----- Material provided -----

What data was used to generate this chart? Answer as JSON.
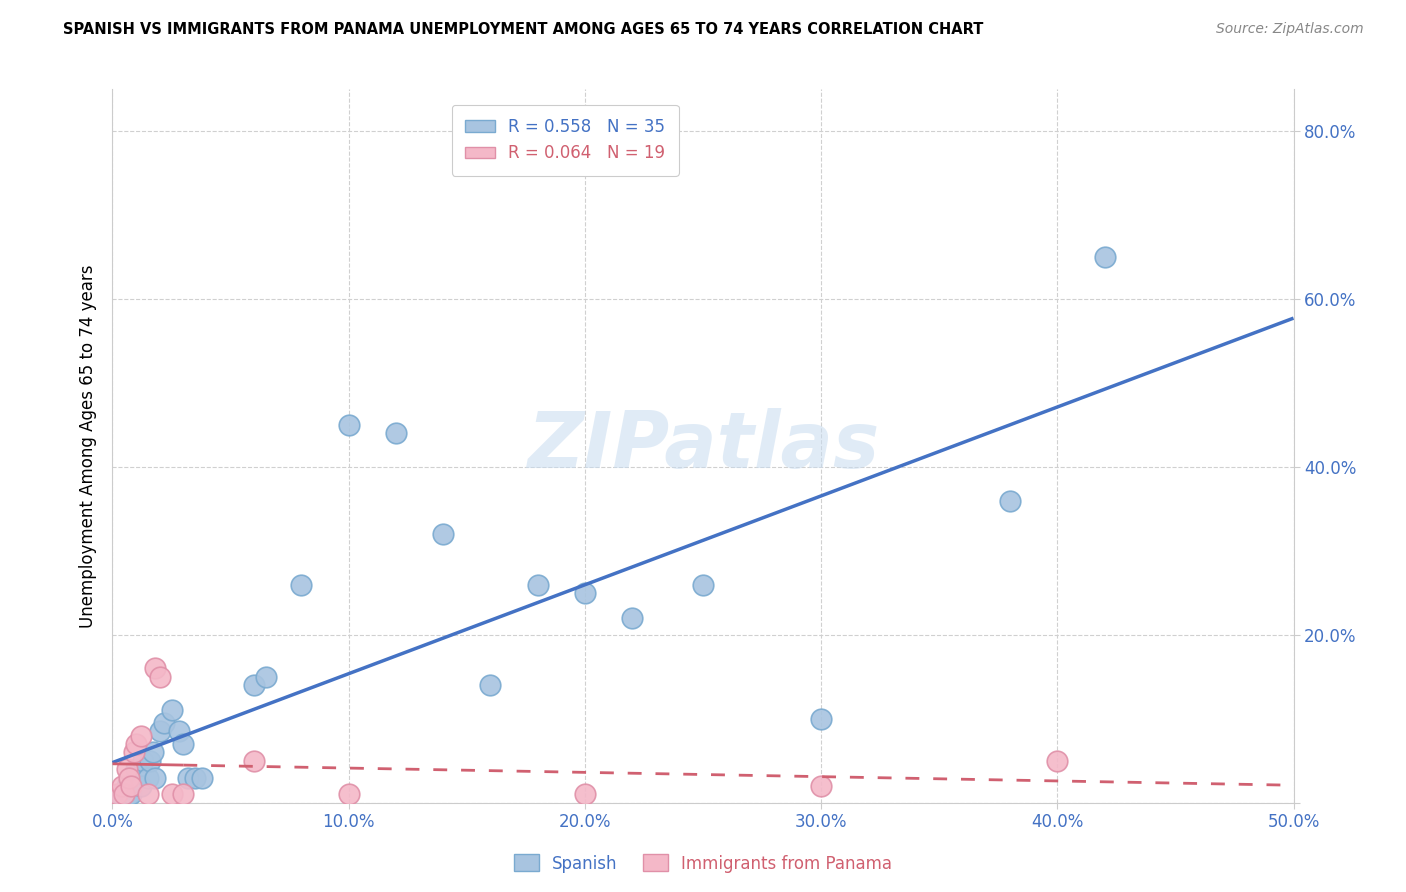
{
  "title": "SPANISH VS IMMIGRANTS FROM PANAMA UNEMPLOYMENT AMONG AGES 65 TO 74 YEARS CORRELATION CHART",
  "source": "Source: ZipAtlas.com",
  "ylabel": "Unemployment Among Ages 65 to 74 years",
  "xlim": [
    0.0,
    0.5
  ],
  "ylim": [
    0.0,
    0.85
  ],
  "xticks": [
    0.0,
    0.1,
    0.2,
    0.3,
    0.4,
    0.5
  ],
  "yticks": [
    0.0,
    0.2,
    0.4,
    0.6,
    0.8
  ],
  "xtick_labels": [
    "0.0%",
    "10.0%",
    "20.0%",
    "30.0%",
    "40.0%",
    "50.0%"
  ],
  "ytick_labels": [
    "",
    "20.0%",
    "40.0%",
    "60.0%",
    "80.0%"
  ],
  "spanish_color": "#a8c4e0",
  "panama_color": "#f4b8c8",
  "spanish_edge_color": "#7aaad0",
  "panama_edge_color": "#e090a8",
  "spanish_line_color": "#4472c4",
  "panama_line_color": "#d06070",
  "spanish_R": 0.558,
  "spanish_N": 35,
  "panama_R": 0.064,
  "panama_N": 19,
  "legend_label_spanish": "Spanish",
  "legend_label_panama": "Immigrants from Panama",
  "watermark": "ZIPatlas",
  "spanish_x": [
    0.003,
    0.005,
    0.006,
    0.007,
    0.008,
    0.009,
    0.01,
    0.012,
    0.013,
    0.015,
    0.016,
    0.017,
    0.018,
    0.02,
    0.022,
    0.025,
    0.028,
    0.03,
    0.032,
    0.035,
    0.038,
    0.06,
    0.065,
    0.08,
    0.1,
    0.12,
    0.14,
    0.16,
    0.18,
    0.2,
    0.22,
    0.25,
    0.3,
    0.38,
    0.42
  ],
  "spanish_y": [
    0.01,
    0.01,
    0.02,
    0.01,
    0.01,
    0.025,
    0.04,
    0.02,
    0.05,
    0.03,
    0.05,
    0.06,
    0.03,
    0.085,
    0.095,
    0.11,
    0.085,
    0.07,
    0.03,
    0.03,
    0.03,
    0.14,
    0.15,
    0.26,
    0.45,
    0.44,
    0.32,
    0.14,
    0.26,
    0.25,
    0.22,
    0.26,
    0.1,
    0.36,
    0.65
  ],
  "panama_x": [
    0.002,
    0.004,
    0.005,
    0.006,
    0.007,
    0.008,
    0.009,
    0.01,
    0.012,
    0.015,
    0.018,
    0.02,
    0.025,
    0.03,
    0.06,
    0.1,
    0.2,
    0.3,
    0.4
  ],
  "panama_y": [
    0.01,
    0.02,
    0.01,
    0.04,
    0.03,
    0.02,
    0.06,
    0.07,
    0.08,
    0.01,
    0.16,
    0.15,
    0.01,
    0.01,
    0.05,
    0.01,
    0.01,
    0.02,
    0.05
  ],
  "bg_color": "#ffffff",
  "grid_color": "#d0d0d0",
  "spine_color": "#cccccc"
}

-----

Quote every record above exactly, leaving out the pictures.

What data was used to generate this chart? Answer as JSON.
{
  "title": "SPANISH VS IMMIGRANTS FROM PANAMA UNEMPLOYMENT AMONG AGES 65 TO 74 YEARS CORRELATION CHART",
  "source": "Source: ZipAtlas.com",
  "ylabel": "Unemployment Among Ages 65 to 74 years",
  "xlim": [
    0.0,
    0.5
  ],
  "ylim": [
    0.0,
    0.85
  ],
  "xticks": [
    0.0,
    0.1,
    0.2,
    0.3,
    0.4,
    0.5
  ],
  "yticks": [
    0.0,
    0.2,
    0.4,
    0.6,
    0.8
  ],
  "xtick_labels": [
    "0.0%",
    "10.0%",
    "20.0%",
    "30.0%",
    "40.0%",
    "50.0%"
  ],
  "ytick_labels": [
    "",
    "20.0%",
    "40.0%",
    "60.0%",
    "80.0%"
  ],
  "spanish_color": "#a8c4e0",
  "panama_color": "#f4b8c8",
  "spanish_edge_color": "#7aaad0",
  "panama_edge_color": "#e090a8",
  "spanish_line_color": "#4472c4",
  "panama_line_color": "#d06070",
  "spanish_R": 0.558,
  "spanish_N": 35,
  "panama_R": 0.064,
  "panama_N": 19,
  "legend_label_spanish": "Spanish",
  "legend_label_panama": "Immigrants from Panama",
  "watermark": "ZIPatlas",
  "spanish_x": [
    0.003,
    0.005,
    0.006,
    0.007,
    0.008,
    0.009,
    0.01,
    0.012,
    0.013,
    0.015,
    0.016,
    0.017,
    0.018,
    0.02,
    0.022,
    0.025,
    0.028,
    0.03,
    0.032,
    0.035,
    0.038,
    0.06,
    0.065,
    0.08,
    0.1,
    0.12,
    0.14,
    0.16,
    0.18,
    0.2,
    0.22,
    0.25,
    0.3,
    0.38,
    0.42
  ],
  "spanish_y": [
    0.01,
    0.01,
    0.02,
    0.01,
    0.01,
    0.025,
    0.04,
    0.02,
    0.05,
    0.03,
    0.05,
    0.06,
    0.03,
    0.085,
    0.095,
    0.11,
    0.085,
    0.07,
    0.03,
    0.03,
    0.03,
    0.14,
    0.15,
    0.26,
    0.45,
    0.44,
    0.32,
    0.14,
    0.26,
    0.25,
    0.22,
    0.26,
    0.1,
    0.36,
    0.65
  ],
  "panama_x": [
    0.002,
    0.004,
    0.005,
    0.006,
    0.007,
    0.008,
    0.009,
    0.01,
    0.012,
    0.015,
    0.018,
    0.02,
    0.025,
    0.03,
    0.06,
    0.1,
    0.2,
    0.3,
    0.4
  ],
  "panama_y": [
    0.01,
    0.02,
    0.01,
    0.04,
    0.03,
    0.02,
    0.06,
    0.07,
    0.08,
    0.01,
    0.16,
    0.15,
    0.01,
    0.01,
    0.05,
    0.01,
    0.01,
    0.02,
    0.05
  ],
  "bg_color": "#ffffff",
  "grid_color": "#d0d0d0",
  "spine_color": "#cccccc"
}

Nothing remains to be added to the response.